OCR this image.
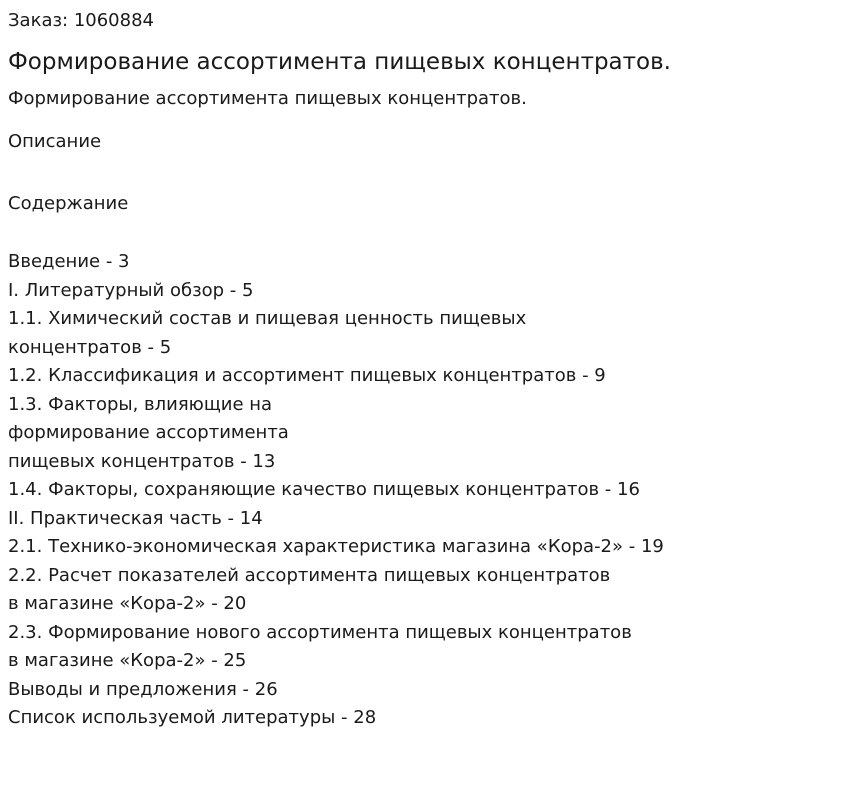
Заказ: 1060884
Формирование ассортимента пищевых концентратов.
Формирование ассортимента пищевых концентратов.
Описание
Содержание
Введение - 3
I. Литературный обзор - 5
1.1. Химический состав и пищевая ценность пищевых
концентратов - 5
1.2. Классификация и ассортимент пищевых концентратов - 9
1.3. Факторы, влияющие на
формирование ассортимента
пищевых концентратов - 13
1.4. Факторы, сохраняющие качество пищевых концентратов - 16
II. Практическая часть - 14
2.1. Технико-экономическая характеристика магазина «Кора-2» - 19
2.2. Расчет показателей ассортимента пищевых концентратов
в магазине «Кора-2» - 20
2.3. Формирование нового ассортимента пищевых концентратов
в магазине «Кора-2» - 25
Выводы и предложения - 26
Список используемой литературы - 28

○ ○ ○

## Problem to solve:
Only lines with the word "ассортимента" are wanted, so copy each one from the records.

## Solution:
Формирование ассортимента пищевых концентратов.
Формирование ассортимента пищевых концентратов.
формирование ассортимента
2.2. Расчет показателей ассортимента пищевых концентратов
2.3. Формирование нового ассортимента пищевых концентратов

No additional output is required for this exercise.